::: Estratto della pagina :::

Sbilanciamo il Trattato di Lisbona. Nel volume “Budgeting for the future, building another Europe” analisi e proposte per una controfinanziaria europea
Il modello di analisi ed azione portato avanti da Sbilanciamoci! in Italia può essere esteso all’Unione Europea. Costruendo un network di organizzazioni in grado di coprire tutti gli aspetti rilevanti nella definizione del bilancio comunitario è possibile proporre una valutazione organica delle politiche comunitarie e una vasta gamma di raccomandazioni. I contributi, provenienti da venti organizzazioni, reti e think tank che seguono costantemente le politiche di Bruxelles, sono stati raccolti nel volume “Budgeting for the future, building another Europe“.
Il punto di partenza affinché i cittadini europei siano inclusi nei processi decisionali sta nella trasparenza delle procedure e dell’informazione. Il nuovo Trattato di Lisbona è stato redatto quasi in segreto e il modo in cui verrà ratificato mostra una carenza di coinvolgimento dei cittadini dovuta al timore di un loro dissenso. Non si tratta di un buon punto di partenza. Attualmente i fondi passano attraverso un puzzle stratificato di giurisdizioni, agenzie e programmi i cui livelli di trasparenza differiscono tra di loro. In futuro un ulteriore sforzo per migliorare la trasparenza del bilancio appare imprescindibile.
Sul versante delle politiche i temi trattati nel testo sono vari e affrontano numerosi aspetti differenti.

:::

Quesito scritto: Secondo l'estratto sul bilancio europeo, attraverso quali realtà passano attualmente i fondi? Elencale tutte.

::: Dati registrati :::

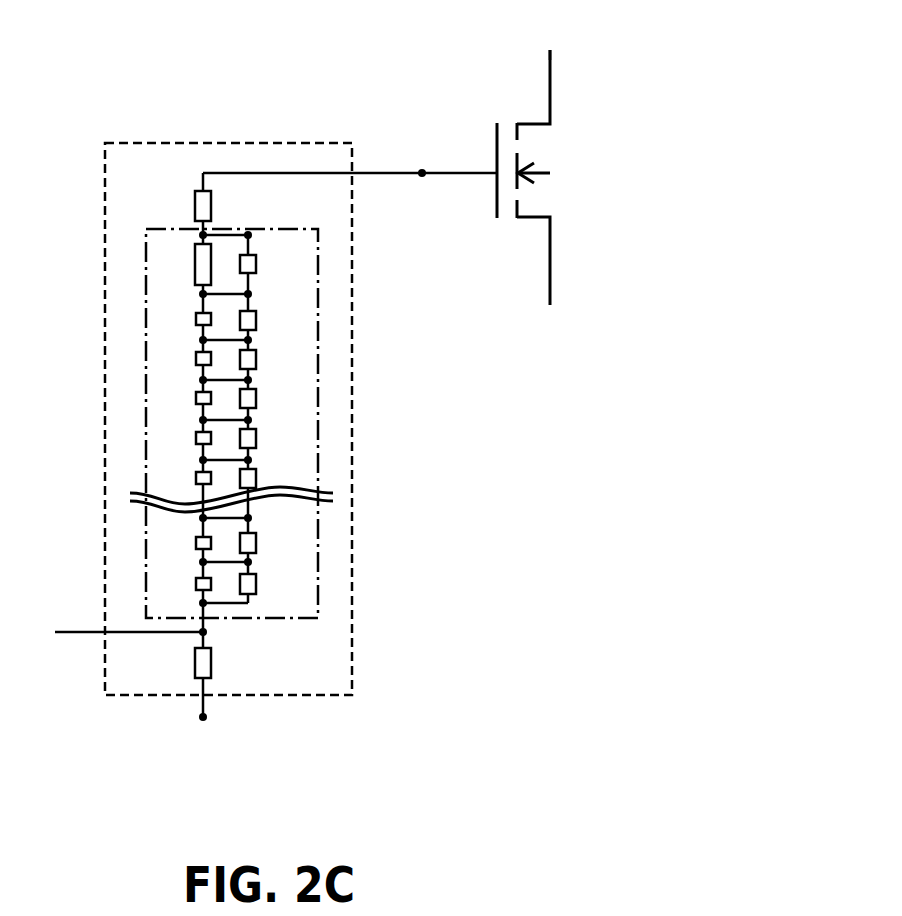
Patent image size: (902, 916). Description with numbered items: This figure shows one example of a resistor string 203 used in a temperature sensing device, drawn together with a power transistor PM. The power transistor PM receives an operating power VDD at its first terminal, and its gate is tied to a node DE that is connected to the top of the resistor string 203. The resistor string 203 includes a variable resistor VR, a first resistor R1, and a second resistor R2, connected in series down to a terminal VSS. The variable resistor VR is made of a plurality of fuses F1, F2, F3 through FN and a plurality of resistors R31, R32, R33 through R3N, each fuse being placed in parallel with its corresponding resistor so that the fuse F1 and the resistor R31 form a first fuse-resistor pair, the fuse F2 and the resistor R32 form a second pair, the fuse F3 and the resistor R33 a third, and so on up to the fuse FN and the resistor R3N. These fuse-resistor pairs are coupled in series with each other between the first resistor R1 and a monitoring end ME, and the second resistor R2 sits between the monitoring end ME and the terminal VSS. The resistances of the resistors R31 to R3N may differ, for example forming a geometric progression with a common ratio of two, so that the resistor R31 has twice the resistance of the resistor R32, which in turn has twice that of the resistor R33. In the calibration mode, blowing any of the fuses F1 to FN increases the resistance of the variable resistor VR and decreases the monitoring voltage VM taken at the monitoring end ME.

The resistor string 203 is at (288, 141).
The variable resistor VR is at (252, 230).
The first resistor R1 is at (219, 205).
The second resistor R2 is at (221, 670).
The fuse F1 is at (184, 265).
The fuse F2 is at (184, 321).
The fuse F3 is at (184, 360).
The fuse FN is at (184, 585).
The resistor R31 is at (270, 267).
The resistor R32 is at (272, 321).
The resistor R33 is at (272, 360).
The resistor R3N is at (273, 585).
The monitoring end ME is at (207, 633).
The monitoring voltage VM is at (109, 633).
The ground voltage terminal VSS is at (211, 737).
The detection node DE is at (423, 168).
The power transistor PM is at (545, 177).
The operating power VDD is at (545, 37).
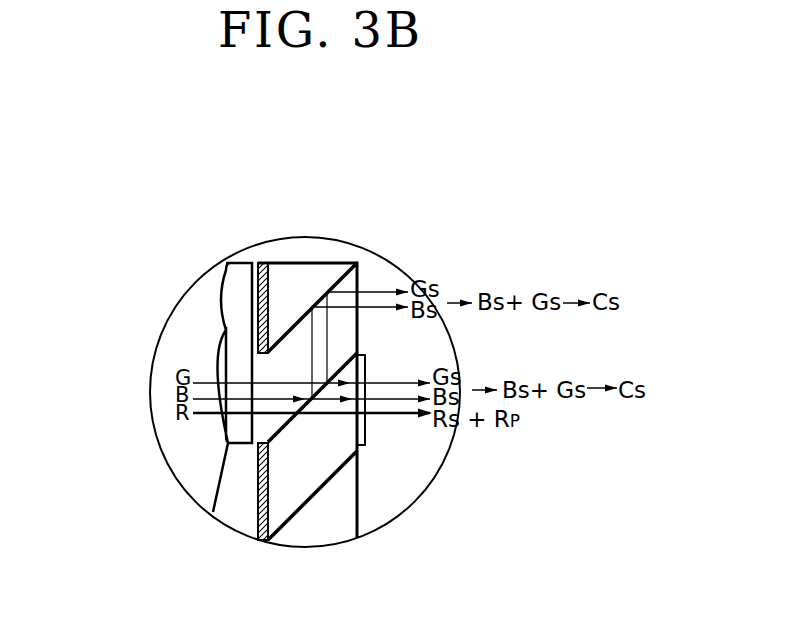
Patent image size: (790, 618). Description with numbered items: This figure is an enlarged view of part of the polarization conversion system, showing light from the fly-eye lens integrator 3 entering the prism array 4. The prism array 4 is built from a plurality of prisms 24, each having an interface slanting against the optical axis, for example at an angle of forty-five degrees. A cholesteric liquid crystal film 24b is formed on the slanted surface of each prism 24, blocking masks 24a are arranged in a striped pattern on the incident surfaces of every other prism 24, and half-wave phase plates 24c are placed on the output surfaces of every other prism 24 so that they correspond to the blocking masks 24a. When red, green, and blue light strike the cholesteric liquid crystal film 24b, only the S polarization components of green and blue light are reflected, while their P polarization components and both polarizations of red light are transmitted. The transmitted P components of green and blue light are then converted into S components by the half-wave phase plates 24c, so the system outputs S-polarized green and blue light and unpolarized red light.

The fly-eye lens integrator 3 is at (233, 283).
The prism array 4 is at (328, 259).
The prism 24 is at (330, 528).
The blocking mask 24a is at (258, 530).
The cholesteric liquid crystal film 24b is at (287, 428).
The λ/2 phase plate 24c is at (363, 445).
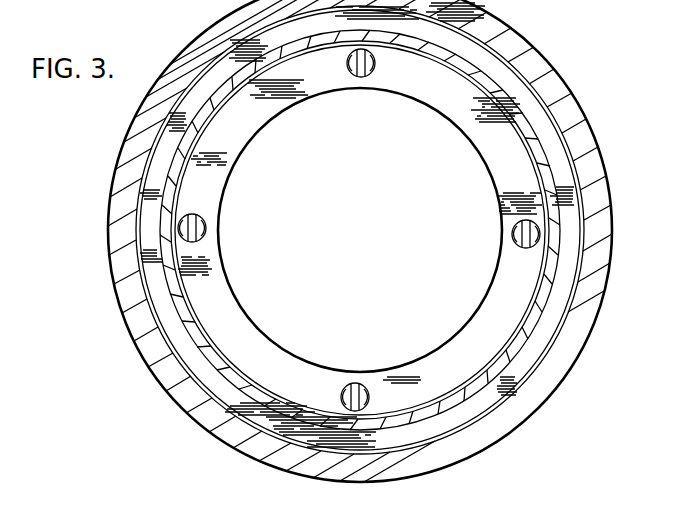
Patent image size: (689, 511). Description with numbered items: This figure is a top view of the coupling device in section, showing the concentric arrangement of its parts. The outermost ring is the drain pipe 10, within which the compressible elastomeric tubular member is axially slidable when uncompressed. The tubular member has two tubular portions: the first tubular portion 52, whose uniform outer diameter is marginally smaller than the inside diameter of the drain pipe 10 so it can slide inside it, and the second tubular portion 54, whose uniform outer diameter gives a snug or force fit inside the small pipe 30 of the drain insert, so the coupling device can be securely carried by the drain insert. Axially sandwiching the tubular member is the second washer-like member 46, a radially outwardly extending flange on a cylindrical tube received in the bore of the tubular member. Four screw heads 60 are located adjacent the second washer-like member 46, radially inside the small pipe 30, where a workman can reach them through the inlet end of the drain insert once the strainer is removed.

The drain pipe 10 is at (197, 410).
The small pipe 30 is at (197, 372).
The second washer-like member 46 is at (222, 273).
The first tubular portion 52 is at (175, 395).
The second tubular portion 54 is at (184, 290).
The screw heads 60 is at (180, 222).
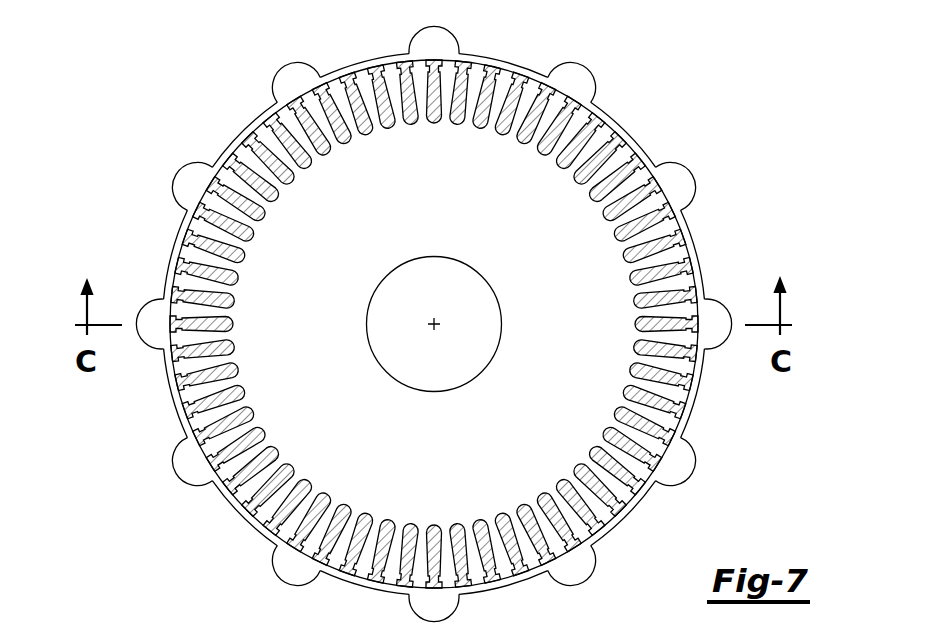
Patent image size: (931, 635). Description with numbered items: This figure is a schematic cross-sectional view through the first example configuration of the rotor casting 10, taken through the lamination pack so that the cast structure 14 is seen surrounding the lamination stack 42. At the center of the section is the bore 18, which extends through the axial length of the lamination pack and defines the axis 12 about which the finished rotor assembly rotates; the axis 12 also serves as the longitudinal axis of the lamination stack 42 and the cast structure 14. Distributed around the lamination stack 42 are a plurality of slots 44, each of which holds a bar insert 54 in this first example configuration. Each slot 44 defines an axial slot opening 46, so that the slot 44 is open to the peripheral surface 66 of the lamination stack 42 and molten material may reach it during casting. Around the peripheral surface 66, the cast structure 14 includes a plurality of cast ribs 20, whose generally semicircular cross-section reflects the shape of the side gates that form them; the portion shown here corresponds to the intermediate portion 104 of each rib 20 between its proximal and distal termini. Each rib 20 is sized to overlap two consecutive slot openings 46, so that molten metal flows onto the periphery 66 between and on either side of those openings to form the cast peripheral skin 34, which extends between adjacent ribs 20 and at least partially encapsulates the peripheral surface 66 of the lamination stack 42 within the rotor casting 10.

The rotor casting 10 is at (465, 315).
The axis 12 is at (437, 327).
The cast structure 14 is at (465, 315).
The bore 18 is at (396, 350).
The cast ribs 20 is at (468, 315).
The intermediate portion 104 is at (458, 42).
The cast peripheral skin 34 is at (623, 128).
The lamination stack 42 is at (446, 211).
The slots 44 is at (210, 352).
The axial slot opening 46 is at (185, 413).
The bar inserts 54 is at (213, 292).
The peripheral surface 66 is at (703, 280).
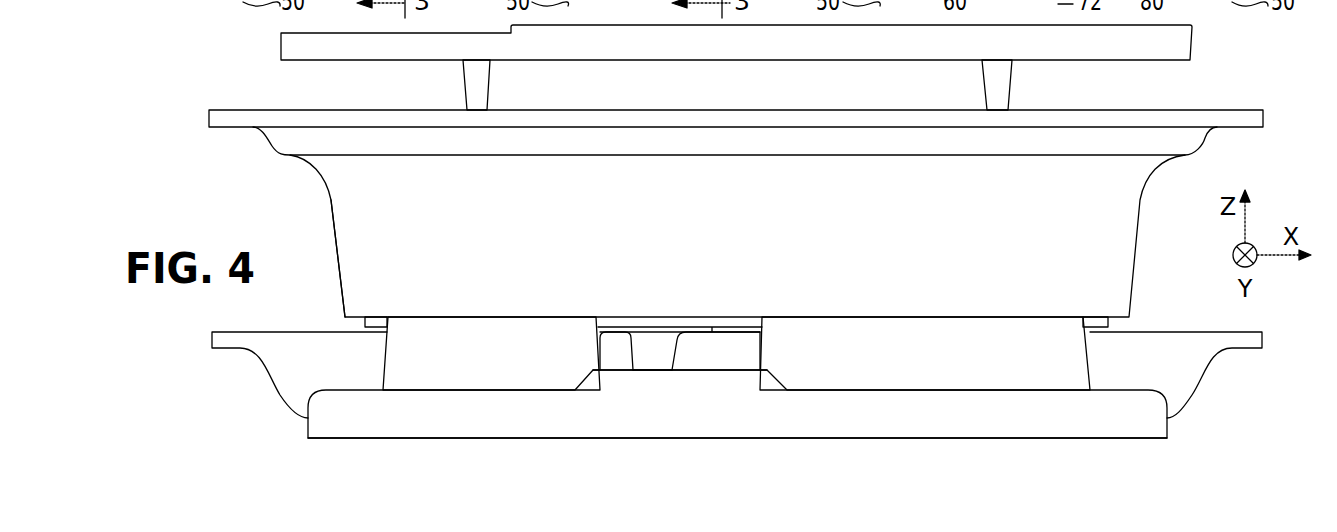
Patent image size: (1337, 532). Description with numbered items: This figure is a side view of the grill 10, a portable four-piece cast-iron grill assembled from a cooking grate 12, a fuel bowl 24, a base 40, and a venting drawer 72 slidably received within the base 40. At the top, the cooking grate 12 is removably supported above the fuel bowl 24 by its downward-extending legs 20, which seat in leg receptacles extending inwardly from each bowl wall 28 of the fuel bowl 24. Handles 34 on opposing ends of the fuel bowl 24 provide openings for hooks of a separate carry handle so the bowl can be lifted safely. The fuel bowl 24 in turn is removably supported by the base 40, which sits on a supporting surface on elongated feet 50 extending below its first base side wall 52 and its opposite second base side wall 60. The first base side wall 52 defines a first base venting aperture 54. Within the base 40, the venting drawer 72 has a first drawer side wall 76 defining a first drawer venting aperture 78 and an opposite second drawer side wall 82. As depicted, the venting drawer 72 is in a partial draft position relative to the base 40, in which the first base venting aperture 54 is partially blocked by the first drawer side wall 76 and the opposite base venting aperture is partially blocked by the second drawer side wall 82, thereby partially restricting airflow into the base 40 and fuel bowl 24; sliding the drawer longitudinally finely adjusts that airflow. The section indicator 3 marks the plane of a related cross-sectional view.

The section line 3- 3 is at (685, 463).
The grill 10 is at (261, 178).
The cooking grate 12 is at (270, 46).
The legs 20 is at (463, 88).
The fuel bowl 24 is at (321, 214).
The bowl wall 28 is at (725, 243).
The handles 34 is at (209, 119).
The base 40 is at (296, 426).
The elongated feet 50 is at (838, 438).
The first base side wall 52 is at (481, 361).
The first base venting aperture 54 is at (721, 342).
The second base side wall 60 is at (653, 363).
The venting drawer 72 is at (256, 378).
The first drawer side wall 76 is at (745, 352).
The first drawer venting aperture 78 is at (650, 340).
The second drawer side wall 82 is at (615, 345).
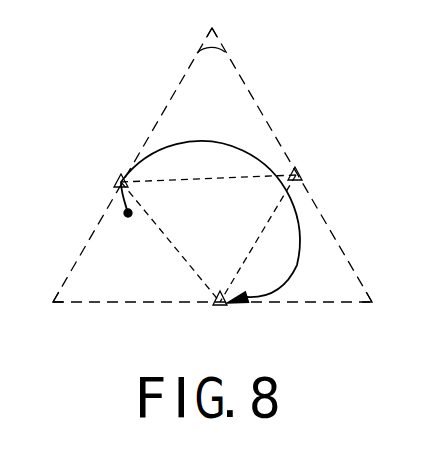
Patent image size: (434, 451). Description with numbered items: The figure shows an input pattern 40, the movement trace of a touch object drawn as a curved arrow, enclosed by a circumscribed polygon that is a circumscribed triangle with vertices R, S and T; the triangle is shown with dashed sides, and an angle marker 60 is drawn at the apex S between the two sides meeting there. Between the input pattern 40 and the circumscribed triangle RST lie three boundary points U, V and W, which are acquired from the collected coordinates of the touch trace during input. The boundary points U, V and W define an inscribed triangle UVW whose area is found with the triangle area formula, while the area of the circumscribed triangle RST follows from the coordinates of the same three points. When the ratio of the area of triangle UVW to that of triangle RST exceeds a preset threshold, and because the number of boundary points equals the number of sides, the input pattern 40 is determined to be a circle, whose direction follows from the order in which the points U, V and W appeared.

:::

Soluzione dell'esercizio: Giurisdizioni, agenzie e programmi.